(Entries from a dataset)
○ ○ ○ ○

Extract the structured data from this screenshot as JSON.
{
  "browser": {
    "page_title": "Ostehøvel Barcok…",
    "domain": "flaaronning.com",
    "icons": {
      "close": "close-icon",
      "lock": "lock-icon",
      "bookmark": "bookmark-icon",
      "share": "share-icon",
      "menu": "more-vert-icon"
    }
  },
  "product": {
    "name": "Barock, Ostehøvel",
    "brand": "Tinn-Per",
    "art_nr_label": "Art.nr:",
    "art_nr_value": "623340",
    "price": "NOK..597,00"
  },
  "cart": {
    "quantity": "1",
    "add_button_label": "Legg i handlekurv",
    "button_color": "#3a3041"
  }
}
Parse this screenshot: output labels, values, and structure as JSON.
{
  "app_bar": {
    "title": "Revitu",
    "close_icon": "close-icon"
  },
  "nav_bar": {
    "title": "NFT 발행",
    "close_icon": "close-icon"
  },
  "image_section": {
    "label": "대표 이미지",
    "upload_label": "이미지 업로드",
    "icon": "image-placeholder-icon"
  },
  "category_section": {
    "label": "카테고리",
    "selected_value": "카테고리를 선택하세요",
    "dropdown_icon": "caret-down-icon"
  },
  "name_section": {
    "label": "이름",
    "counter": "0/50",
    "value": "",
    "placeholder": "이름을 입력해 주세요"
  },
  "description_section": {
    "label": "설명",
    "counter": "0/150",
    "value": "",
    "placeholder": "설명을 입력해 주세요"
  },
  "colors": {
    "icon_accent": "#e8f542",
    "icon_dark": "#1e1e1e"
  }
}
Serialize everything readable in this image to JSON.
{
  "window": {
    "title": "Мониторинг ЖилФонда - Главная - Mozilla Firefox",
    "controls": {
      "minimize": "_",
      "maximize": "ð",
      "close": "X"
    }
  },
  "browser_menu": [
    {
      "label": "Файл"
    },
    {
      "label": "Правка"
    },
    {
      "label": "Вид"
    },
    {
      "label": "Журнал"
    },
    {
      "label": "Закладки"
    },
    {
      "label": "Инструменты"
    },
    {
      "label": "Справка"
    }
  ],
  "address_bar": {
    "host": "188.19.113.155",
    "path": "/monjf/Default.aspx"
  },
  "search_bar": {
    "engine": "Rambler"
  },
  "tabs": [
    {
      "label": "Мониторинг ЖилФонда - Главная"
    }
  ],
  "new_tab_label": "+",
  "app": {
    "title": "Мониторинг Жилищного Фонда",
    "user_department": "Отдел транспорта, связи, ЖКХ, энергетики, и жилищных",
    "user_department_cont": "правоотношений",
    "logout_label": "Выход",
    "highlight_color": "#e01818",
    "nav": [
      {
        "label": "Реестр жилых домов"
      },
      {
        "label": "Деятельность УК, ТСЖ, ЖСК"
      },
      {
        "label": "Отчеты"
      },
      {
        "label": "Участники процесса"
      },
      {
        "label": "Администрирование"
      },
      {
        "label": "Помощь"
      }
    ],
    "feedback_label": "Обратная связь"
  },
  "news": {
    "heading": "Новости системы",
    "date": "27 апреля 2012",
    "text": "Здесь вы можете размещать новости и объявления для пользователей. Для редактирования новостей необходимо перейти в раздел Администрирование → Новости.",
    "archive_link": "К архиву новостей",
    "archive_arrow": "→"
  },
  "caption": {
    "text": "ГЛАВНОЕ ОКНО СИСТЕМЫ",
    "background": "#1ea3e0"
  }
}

○ ○ ○ ○

» **THE EXERCISE**: Filter the records for lines holding the string "Администрирование". Copy each one.

» **WRITTEN REPLY**:
        "label": "Администрирование"
    "text": "Здесь вы можете размещать новости и объявления для пользователей. Для редактирования новостей необходимо перейти в раздел Администрирование → Новости.",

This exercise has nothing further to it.